## OBJECTIVE
Nothing should be left out: output all of the entries exactly.

## INFORMATION SUPPLIED
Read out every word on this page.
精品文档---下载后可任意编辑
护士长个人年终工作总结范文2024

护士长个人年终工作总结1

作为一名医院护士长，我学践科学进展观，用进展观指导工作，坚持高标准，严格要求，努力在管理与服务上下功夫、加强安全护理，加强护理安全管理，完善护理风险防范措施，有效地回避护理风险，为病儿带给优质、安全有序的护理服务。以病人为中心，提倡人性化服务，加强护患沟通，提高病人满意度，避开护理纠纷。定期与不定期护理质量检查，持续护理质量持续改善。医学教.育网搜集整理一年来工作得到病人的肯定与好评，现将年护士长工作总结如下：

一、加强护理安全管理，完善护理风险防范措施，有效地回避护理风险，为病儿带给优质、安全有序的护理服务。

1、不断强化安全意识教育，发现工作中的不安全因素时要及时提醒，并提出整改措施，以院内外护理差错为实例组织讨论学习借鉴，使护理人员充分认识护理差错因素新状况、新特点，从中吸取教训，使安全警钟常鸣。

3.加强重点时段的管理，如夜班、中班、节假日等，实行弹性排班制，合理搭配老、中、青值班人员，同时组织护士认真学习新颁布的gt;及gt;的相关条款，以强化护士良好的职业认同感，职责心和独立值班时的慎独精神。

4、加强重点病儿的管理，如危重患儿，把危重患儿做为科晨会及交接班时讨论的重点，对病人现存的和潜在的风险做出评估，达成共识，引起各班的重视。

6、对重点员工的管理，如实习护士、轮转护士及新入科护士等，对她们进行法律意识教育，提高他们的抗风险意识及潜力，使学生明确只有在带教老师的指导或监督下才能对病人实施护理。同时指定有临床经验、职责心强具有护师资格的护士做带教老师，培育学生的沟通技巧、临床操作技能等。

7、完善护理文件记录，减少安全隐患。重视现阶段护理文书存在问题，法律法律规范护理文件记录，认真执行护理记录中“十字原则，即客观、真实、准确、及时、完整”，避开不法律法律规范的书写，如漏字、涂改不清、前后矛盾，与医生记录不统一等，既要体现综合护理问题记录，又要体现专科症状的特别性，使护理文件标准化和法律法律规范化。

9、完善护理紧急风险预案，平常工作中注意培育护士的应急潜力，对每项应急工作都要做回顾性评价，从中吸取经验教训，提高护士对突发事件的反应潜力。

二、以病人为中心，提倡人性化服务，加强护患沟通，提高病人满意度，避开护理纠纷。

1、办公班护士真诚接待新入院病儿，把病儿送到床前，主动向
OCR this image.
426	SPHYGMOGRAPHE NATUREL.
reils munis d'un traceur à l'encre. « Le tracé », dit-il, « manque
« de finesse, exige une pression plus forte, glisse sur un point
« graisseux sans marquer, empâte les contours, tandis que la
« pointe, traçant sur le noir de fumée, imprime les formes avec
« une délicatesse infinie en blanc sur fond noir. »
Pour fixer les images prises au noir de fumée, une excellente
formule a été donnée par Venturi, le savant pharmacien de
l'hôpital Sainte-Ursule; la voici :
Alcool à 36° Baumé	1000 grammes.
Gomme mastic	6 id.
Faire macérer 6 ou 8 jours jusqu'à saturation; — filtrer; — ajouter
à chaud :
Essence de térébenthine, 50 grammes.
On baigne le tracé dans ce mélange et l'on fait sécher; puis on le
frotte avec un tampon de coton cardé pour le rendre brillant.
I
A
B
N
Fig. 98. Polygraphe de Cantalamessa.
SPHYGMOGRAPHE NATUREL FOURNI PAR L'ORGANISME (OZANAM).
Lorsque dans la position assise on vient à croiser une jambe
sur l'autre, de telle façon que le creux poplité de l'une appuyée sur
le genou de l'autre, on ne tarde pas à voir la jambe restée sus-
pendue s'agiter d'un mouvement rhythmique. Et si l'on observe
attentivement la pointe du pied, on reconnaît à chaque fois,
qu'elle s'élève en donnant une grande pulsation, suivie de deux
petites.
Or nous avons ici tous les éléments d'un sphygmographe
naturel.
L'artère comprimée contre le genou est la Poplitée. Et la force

## ANSWER TO THIS PROBLEM
Read out every word on this page.
精品文档---下载后可任意编辑
护士长个人年终工作总结范文2024

护士长个人年终工作总结1

作为一名医院护士长，我学践科学进展观，用进展观指导工作，坚持高标准，严格要求，努力在管理与服务上下功夫、加强安全护理，加强护理安全管理，完善护理风险防范措施，有效地回避护理风险，为病儿带给优质、安全有序的护理服务。以病人为中心，提倡人性化服务，加强护患沟通，提高病人满意度，避开护理纠纷。定期与不定期护理质量检查，持续护理质量持续改善。医学教.育网搜集整理一年来工作得到病人的肯定与好评，现将年护士长工作总结如下：

一、加强护理安全管理，完善护理风险防范措施，有效地回避护理风险，为病儿带给优质、安全有序的护理服务。

1、不断强化安全意识教育，发现工作中的不安全因素时要及时提醒，并提出整改措施，以院内外护理差错为实例组织讨论学习借鉴，使护理人员充分认识护理差错因素新状况、新特点，从中吸取教训，使安全警钟常鸣。

3.加强重点时段的管理，如夜班、中班、节假日等，实行弹性排班制，合理搭配老、中、青值班人员，同时组织护士认真学习新颁布的gt;及gt;的相关条款，以强化护士良好的职业认同感，职责心和独立值班时的慎独精神。

4、加强重点病儿的管理，如危重患儿，把危重患儿做为科晨会及交接班时讨论的重点，对病人现存的和潜在的风险做出评估，达成共识，引起各班的重视。

6、对重点员工的管理，如实习护士、轮转护士及新入科护士等，对她们进行法律意识教育，提高他们的抗风险意识及潜力，使学生明确只有在带教老师的指导或监督下才能对病人实施护理。同时指定有临床经验、职责心强具有护师资格的护士做带教老师，培育学生的沟通技巧、临床操作技能等。

7、完善护理文件记录，减少安全隐患。重视现阶段护理文书存在问题，法律法律规范护理文件记录，认真执行护理记录中“十字原则，即客观、真实、准确、及时、完整”，避开不法律法律规范的书写，如漏字、涂改不清、前后矛盾，与医生记录不统一等，既要体现综合护理问题记录，又要体现专科症状的特别性，使护理文件标准化和法律法律规范化。

9、完善护理紧急风险预案，平常工作中注意培育护士的应急潜力，对每项应急工作都要做回顾性评价，从中吸取经验教训，提高护士对突发事件的反应潜力。

二、以病人为中心，提倡人性化服务，加强护患沟通，提高病人满意度，避开护理纠纷。

1、办公班护士真诚接待新入院病儿，把病儿送到床前，主动向
OCR this image.
426	SPHYGMOGRAPHE NATUREL.
reils munis d'un traceur à l'encre. « Le tracé », dit-il, « manque
« de finesse, exige une pression plus forte, glisse sur un point
« graisseux sans marquer, empâte les contours, tandis que la
« pointe, traçant sur le noir de fumée, imprime les formes avec
« une délicatesse infinie en blanc sur fond noir. »
Pour fixer les images prises au noir de fumée, une excellente
formule a été donnée par Venturi, le savant pharmacien de
l'hôpital Sainte-Ursule; la voici :
Alcool à 36° Baumé	1000 grammes.
Gomme mastic	6 id.
Faire macérer 6 ou 8 jours jusqu'à saturation; — filtrer; — ajouter
à chaud :
Essence de térébenthine, 50 grammes.
On baigne le tracé dans ce mélange et l'on fait sécher; puis on le
frotte avec un tampon de coton cardé pour le rendre brillant.
I
A
B
N
Fig. 98. Polygraphe de Cantalamessa.
SPHYGMOGRAPHE NATUREL FOURNI PAR L'ORGANISME (OZANAM).
Lorsque dans la position assise on vient à croiser une jambe
sur l'autre, de telle façon que le creux poplité de l'une appuyée sur
le genou de l'autre, on ne tarde pas à voir la jambe restée sus-
pendue s'agiter d'un mouvement rhythmique. Et si l'on observe
attentivement la pointe du pied, on reconnaît à chaque fois,
qu'elle s'élève en donnant une grande pulsation, suivie de deux
petites.
Or nous avons ici tous les éléments d'un sphygmographe
naturel.
L'artère comprimée contre le genou est la Poplitée. Et la force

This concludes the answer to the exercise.